# Short exercise:
All of the entries must be reproduced exactly, with no images carried over.

□ □ □ □ □

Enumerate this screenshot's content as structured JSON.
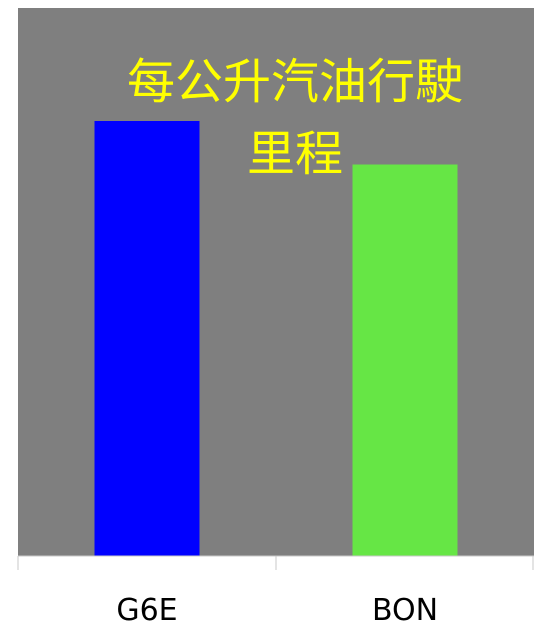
{
  "chart_data": {
    "type": "bar",
    "title": "每公升汽油行駛里程",
    "title_lines": [
      "每公升汽油行駛",
      "里程"
    ],
    "categories": [
      "G6E",
      "BON"
    ],
    "values": [
      100,
      90
    ],
    "bar_colors": [
      "#0000ff",
      "#66e645"
    ],
    "ylim": [
      0,
      100
    ],
    "xlabel": "",
    "ylabel": "",
    "grid": false,
    "legend": "none"
  },
  "colors": {
    "plot_background": "#7f7f7f",
    "title": "#ffff00",
    "axis": "#c8c8c8",
    "tick_label": "#000000"
  }
}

□ □ □ □ □

# Task output:
Enumerate this screenshot's content as structured JSON.
{
  "chart_data": {
    "type": "bar",
    "title": "每公升汽油行駛里程",
    "title_lines": [
      "每公升汽油行駛",
      "里程"
    ],
    "categories": [
      "G6E",
      "BON"
    ],
    "values": [
      100,
      90
    ],
    "bar_colors": [
      "#0000ff",
      "#66e645"
    ],
    "ylim": [
      0,
      100
    ],
    "xlabel": "",
    "ylabel": "",
    "grid": false,
    "legend": "none"
  },
  "colors": {
    "plot_background": "#7f7f7f",
    "title": "#ffff00",
    "axis": "#c8c8c8",
    "tick_label": "#000000"
  }
}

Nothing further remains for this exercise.